=== Records for this exercise ===
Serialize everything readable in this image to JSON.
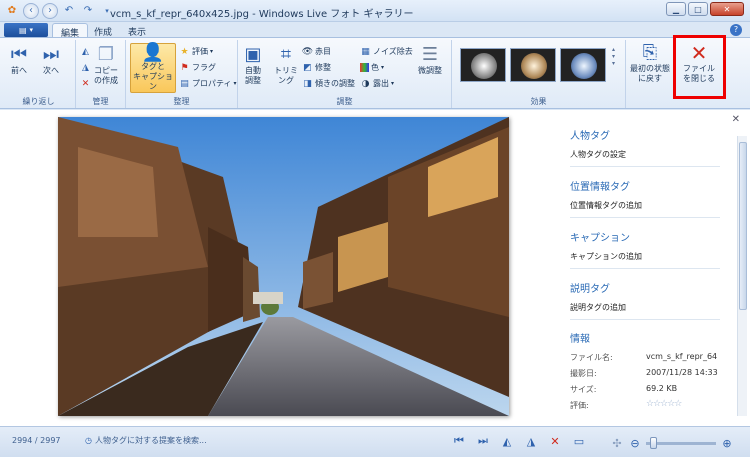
{
  "window": {
    "title": "vcm_s_kf_repr_640x425.jpg - Windows Live フォト ギャラリー"
  },
  "tabs": [
    "編集",
    "作成",
    "表示"
  ],
  "ribbon": {
    "groups": {
      "navigate": "繰り返し",
      "manage": "管理",
      "organize": "整理",
      "adjust": "調整",
      "effects": "効果"
    },
    "buttons": {
      "prev": "前へ",
      "next": "次へ",
      "copy_line1": "コピー",
      "copy_line2": "の作成",
      "tag_line1": "タグと",
      "tag_line2": "キャプション",
      "rating": "評価",
      "flag": "フラグ",
      "properties": "プロパティ",
      "auto_line1": "自動",
      "auto_line2": "調整",
      "crop_line1": "トリミ",
      "crop_line2": "ング",
      "redeye": "赤目",
      "retouch": "修整",
      "straighten": "傾きの調整",
      "noise": "ノイズ除去",
      "color": "色",
      "exposure": "露出",
      "finetune": "微調整",
      "revert_line1": "最初の状態",
      "revert_line2": "に戻す",
      "close_line1": "ファイル",
      "close_line2": "を閉じる"
    }
  },
  "sidepanel": {
    "people_title": "人物タグ",
    "people_link": "人物タグの設定",
    "geo_title": "位置情報タグ",
    "geo_link": "位置情報タグの追加",
    "caption_title": "キャプション",
    "caption_link": "キャプションの追加",
    "desc_title": "説明タグ",
    "desc_link": "説明タグの追加",
    "info_title": "情報",
    "info": [
      {
        "label": "ファイル名:",
        "value": "vcm_s_kf_repr_64"
      },
      {
        "label": "撮影日:",
        "value": "2007/11/28  14:33"
      },
      {
        "label": "サイズ:",
        "value": "69.2 KB"
      },
      {
        "label": "評価:",
        "value": ""
      }
    ],
    "rating_stars": "☆☆☆☆☆"
  },
  "status": {
    "count": "2994 / 2997",
    "hint": "人物タグに対する提案を検索..."
  },
  "colors": {
    "accent": "#2a6ab5",
    "highlight": "#ee0000"
  }
}
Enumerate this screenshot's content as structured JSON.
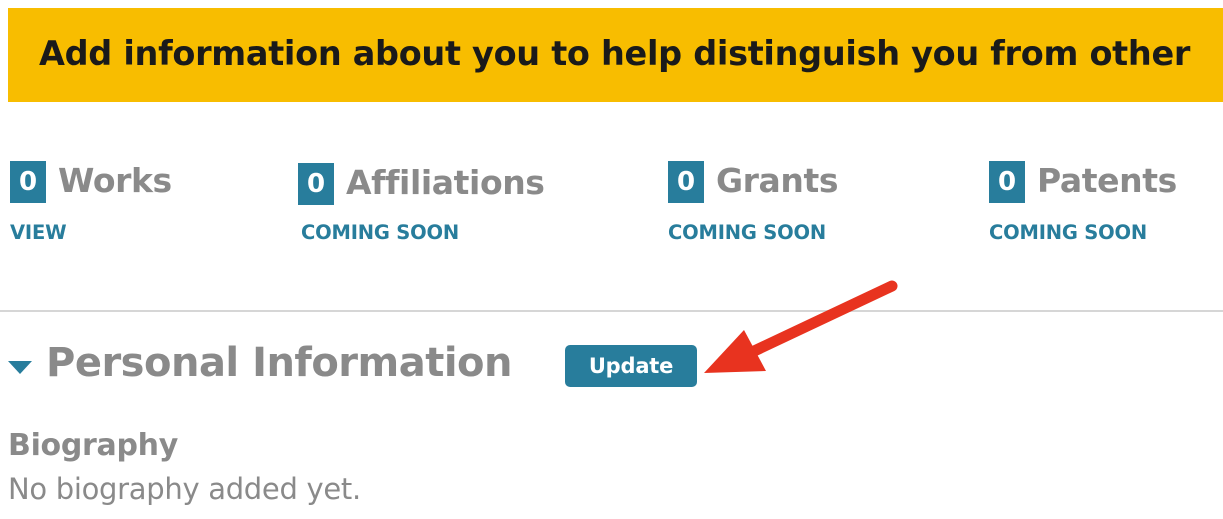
{
  "banner": {
    "text": "Add information about you to help distinguish you from other"
  },
  "stats": [
    {
      "count": "0",
      "label": "Works",
      "link": "VIEW"
    },
    {
      "count": "0",
      "label": "Affiliations",
      "link": "COMING SOON"
    },
    {
      "count": "0",
      "label": "Grants",
      "link": "COMING SOON"
    },
    {
      "count": "0",
      "label": "Patents",
      "link": "COMING SOON"
    }
  ],
  "personal": {
    "title": "Personal Information",
    "update_label": "Update"
  },
  "biography": {
    "heading": "Biography",
    "text": "No biography added yet."
  },
  "colors": {
    "banner": "#f8bd00",
    "accent": "#287d9c",
    "muted_text": "#8a8a8a",
    "annotation_arrow": "#e8331f"
  },
  "icons": {
    "section_toggle": "caret-down-icon",
    "annotation": "red-arrow-pointer"
  }
}
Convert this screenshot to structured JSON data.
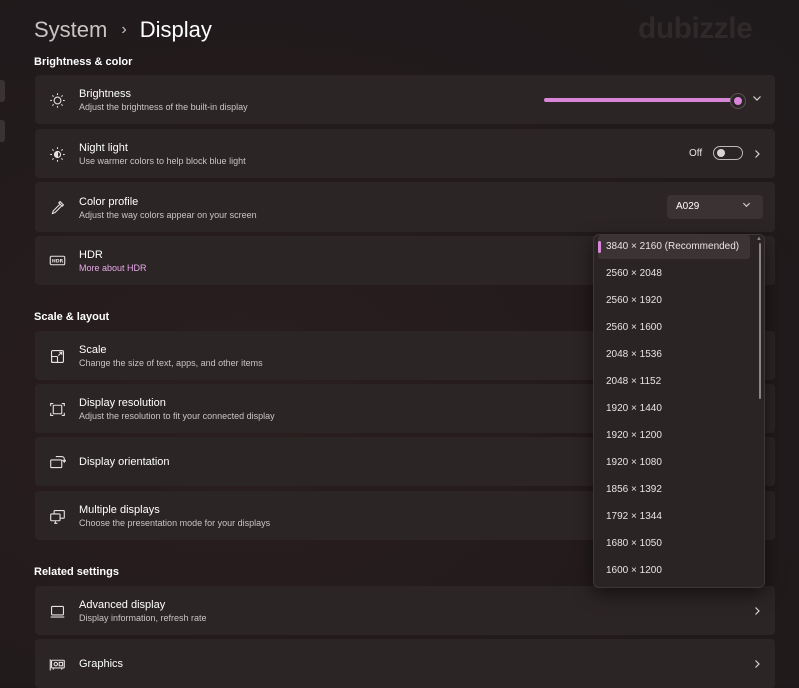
{
  "breadcrumb": {
    "parent": "System",
    "separator": "›",
    "current": "Display"
  },
  "watermark": "dubizzle",
  "sections": {
    "brightness_color": "Brightness & color",
    "scale_layout": "Scale & layout",
    "related_settings": "Related settings"
  },
  "brightness": {
    "title": "Brightness",
    "subtitle": "Adjust the brightness of the built-in display",
    "level_percent": 100,
    "icon": "sun-icon"
  },
  "night_light": {
    "title": "Night light",
    "subtitle": "Use warmer colors to help block blue light",
    "toggle_label": "Off",
    "state": false,
    "icon": "night-light-icon"
  },
  "color_profile": {
    "title": "Color profile",
    "subtitle": "Adjust the way colors appear on your screen",
    "value": "A029",
    "icon": "eyedropper-icon"
  },
  "hdr": {
    "title": "HDR",
    "link": "More about HDR",
    "icon": "hdr-icon"
  },
  "scale": {
    "title": "Scale",
    "subtitle": "Change the size of text, apps, and other items",
    "icon": "scale-icon"
  },
  "display_resolution": {
    "title": "Display resolution",
    "subtitle": "Adjust the resolution to fit your connected display",
    "icon": "resolution-icon"
  },
  "display_orientation": {
    "title": "Display orientation",
    "icon": "orientation-icon"
  },
  "multiple_displays": {
    "title": "Multiple displays",
    "subtitle": "Choose the presentation mode for your displays",
    "icon": "multiple-displays-icon"
  },
  "advanced_display": {
    "title": "Advanced display",
    "subtitle": "Display information, refresh rate",
    "icon": "monitor-icon"
  },
  "graphics": {
    "title": "Graphics",
    "icon": "graphics-card-icon"
  },
  "resolution_dropdown": {
    "selected_index": 0,
    "options": [
      "3840 × 2160 (Recommended)",
      "2560 × 2048",
      "2560 × 1920",
      "2560 × 1600",
      "2048 × 1536",
      "2048 × 1152",
      "1920 × 1440",
      "1920 × 1200",
      "1920 × 1080",
      "1856 × 1392",
      "1792 × 1344",
      "1680 × 1050",
      "1600 × 1200"
    ]
  },
  "colors": {
    "accent": "#d986d9",
    "link": "#e7a8e8",
    "card": "#2c2526",
    "background": "#231b1c"
  }
}
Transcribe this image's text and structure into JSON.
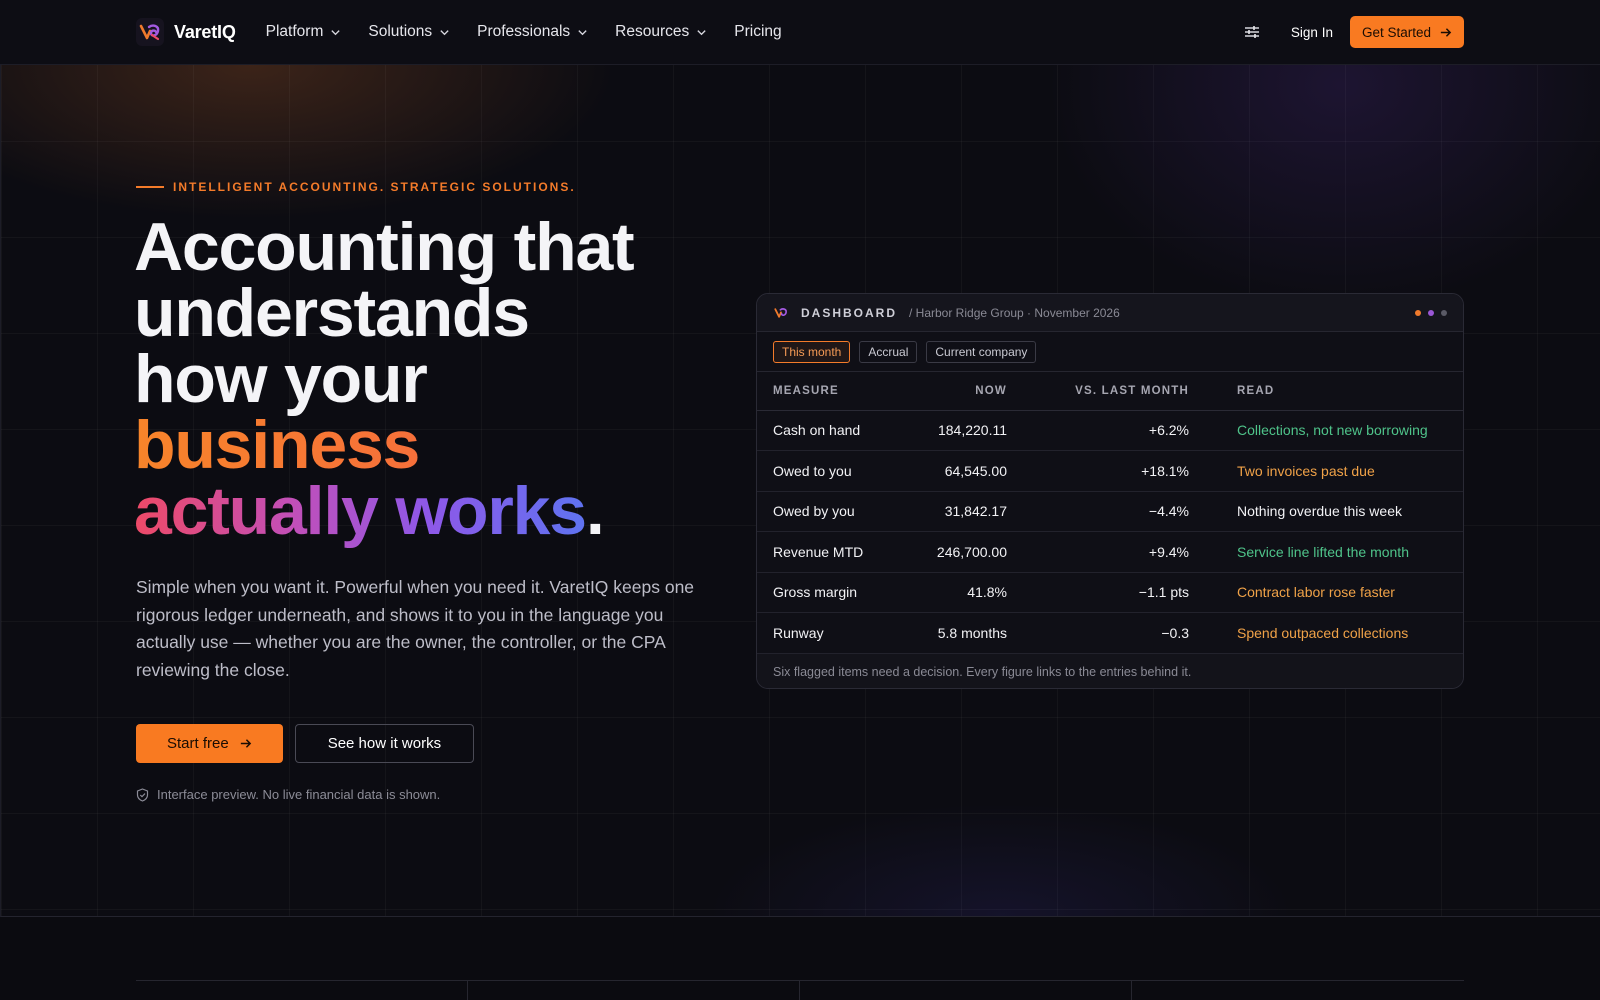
{
  "nav": {
    "brand": "VaretIQ",
    "links": [
      {
        "label": "Platform",
        "dropdown": true
      },
      {
        "label": "Solutions",
        "dropdown": true
      },
      {
        "label": "Professionals",
        "dropdown": true
      },
      {
        "label": "Resources",
        "dropdown": true
      },
      {
        "label": "Pricing",
        "dropdown": false
      }
    ],
    "settings_icon": "sliders-icon",
    "sign_in": "Sign In",
    "get_started": "Get Started"
  },
  "hero": {
    "eyebrow": "INTELLIGENT ACCOUNTING. STRATEGIC SOLUTIONS.",
    "headline": {
      "line1": "Accounting that",
      "line2": "understands",
      "line3": "how your",
      "line4": "business",
      "line5": "actually works",
      "period": "."
    },
    "lede": "Simple when you want it. Powerful when you need it. VaretIQ keeps one rigorous ledger underneath, and shows it to you in the language you actually use — whether you are the owner, the controller, or the CPA reviewing the close.",
    "primary_cta": "Start free",
    "secondary_cta": "See how it works",
    "disclaimer": "Interface preview. No live financial data is shown."
  },
  "dashboard": {
    "title": "DASHBOARD",
    "subtitle": "/ Harbor Ridge Group · November 2026",
    "dots": [
      "#f07a2c",
      "#9a57d6",
      "#5a5a66"
    ],
    "filters": [
      {
        "label": "This month",
        "active": true
      },
      {
        "label": "Accrual",
        "active": false
      },
      {
        "label": "Current company",
        "active": false
      }
    ],
    "columns": {
      "measure": "MEASURE",
      "now": "NOW",
      "vs": "VS. LAST MONTH",
      "read": "READ"
    },
    "rows": [
      {
        "measure": "Cash on hand",
        "now": "184,220.11",
        "vs": "+6.2%",
        "read": "Collections, not new borrowing",
        "tone": "good"
      },
      {
        "measure": "Owed to you",
        "now": "64,545.00",
        "vs": "+18.1%",
        "read": "Two invoices past due",
        "tone": "warn"
      },
      {
        "measure": "Owed by you",
        "now": "31,842.17",
        "vs": "−4.4%",
        "read": "Nothing overdue this week",
        "tone": "neutral"
      },
      {
        "measure": "Revenue MTD",
        "now": "246,700.00",
        "vs": "+9.4%",
        "read": "Service line lifted the month",
        "tone": "good"
      },
      {
        "measure": "Gross margin",
        "now": "41.8%",
        "vs": "−1.1 pts",
        "read": "Contract labor rose faster",
        "tone": "warn"
      },
      {
        "measure": "Runway",
        "now": "5.8 months",
        "vs": "−0.3",
        "read": "Spend outpaced collections",
        "tone": "warn"
      }
    ],
    "footer": "Six flagged items need a decision. Every figure links to the entries behind it."
  },
  "colors": {
    "accent": "#f97a21",
    "good": "#4fc38a",
    "warn": "#f0a248"
  }
}
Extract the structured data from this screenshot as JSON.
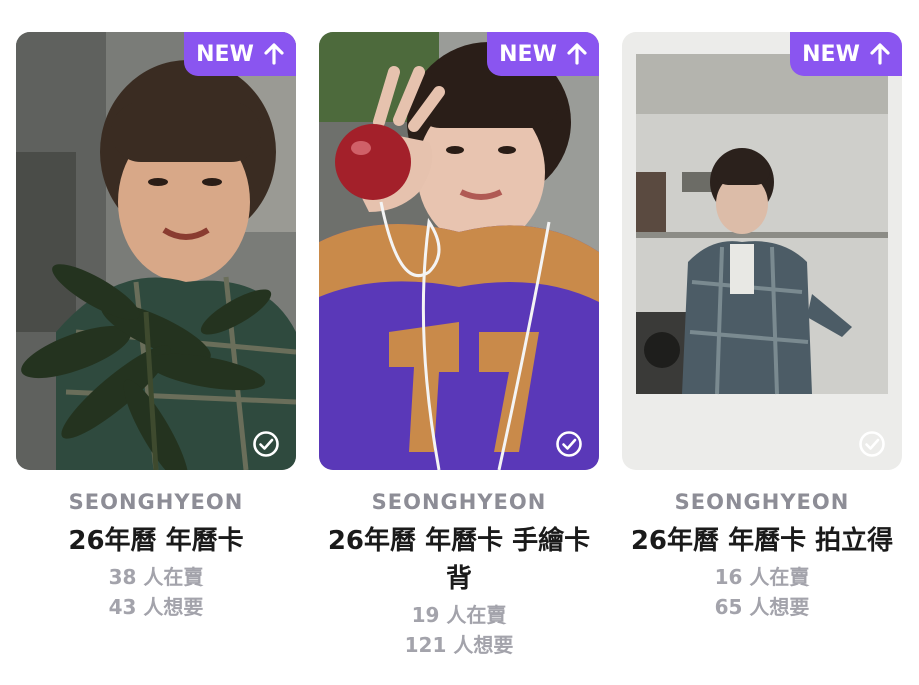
{
  "colors": {
    "badge": "#8a55f0",
    "artist_text": "#8d8d96",
    "title_text": "#1a1a1a",
    "stat_text": "#a3a3ab"
  },
  "cards": [
    {
      "badge": "NEW",
      "badge_icon": "arrow-up-icon",
      "status_icon": "check-circle-icon",
      "artist": "SEONGHYEON",
      "title": "26年曆 年曆卡",
      "selling": "38 人在賣",
      "wanting": "43 人想要"
    },
    {
      "badge": "NEW",
      "badge_icon": "arrow-up-icon",
      "status_icon": "check-circle-icon",
      "artist": "SEONGHYEON",
      "title": "26年曆 年曆卡 手繪卡背",
      "selling": "19 人在賣",
      "wanting": "121 人想要"
    },
    {
      "badge": "NEW",
      "badge_icon": "arrow-up-icon",
      "status_icon": "check-circle-icon",
      "artist": "SEONGHYEON",
      "title": "26年曆 年曆卡 拍立得",
      "selling": "16 人在賣",
      "wanting": "65 人想要"
    }
  ]
}
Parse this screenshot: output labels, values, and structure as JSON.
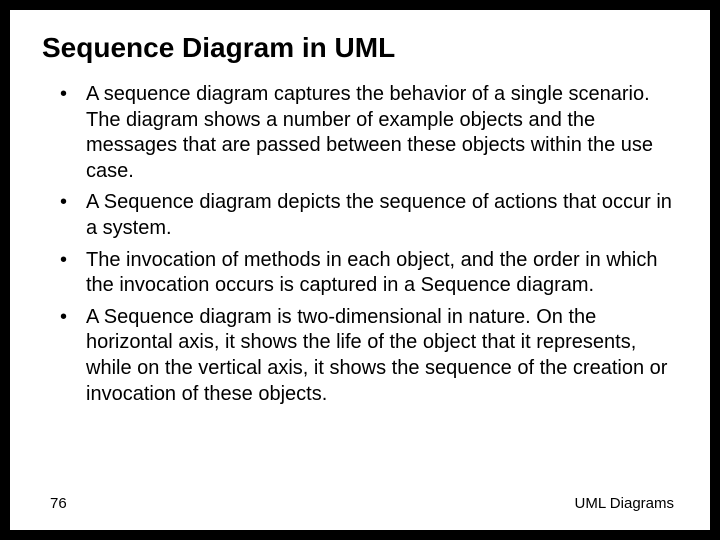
{
  "title": "Sequence Diagram in UML",
  "bullets": [
    "A sequence diagram captures the behavior of a single scenario. The diagram shows a number of example objects and the messages that are passed between these objects within the use case.",
    "A Sequence diagram depicts the sequence of actions that occur in a system.",
    "The invocation of methods in each object, and the order in which the invocation occurs is captured in a Sequence diagram.",
    "A Sequence diagram is two-dimensional in nature. On the horizontal axis, it shows the life of the object that it represents, while on the vertical axis, it shows the sequence of the creation or invocation of these objects."
  ],
  "footer": {
    "page": "76",
    "label": "UML Diagrams"
  }
}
===
§ **Description of the task**
Report every line containing the word "these" from the listing above.

§ **Worked answer**
    "A sequence diagram captures the behavior of a single scenario. The diagram shows a number of example objects and the messages that are passed between these objects within the use case.",
    "A Sequence diagram is two-dimensional in nature. On the horizontal axis, it shows the life of the object that it represents, while on the vertical axis, it shows the sequence of the creation or invocation of these objects."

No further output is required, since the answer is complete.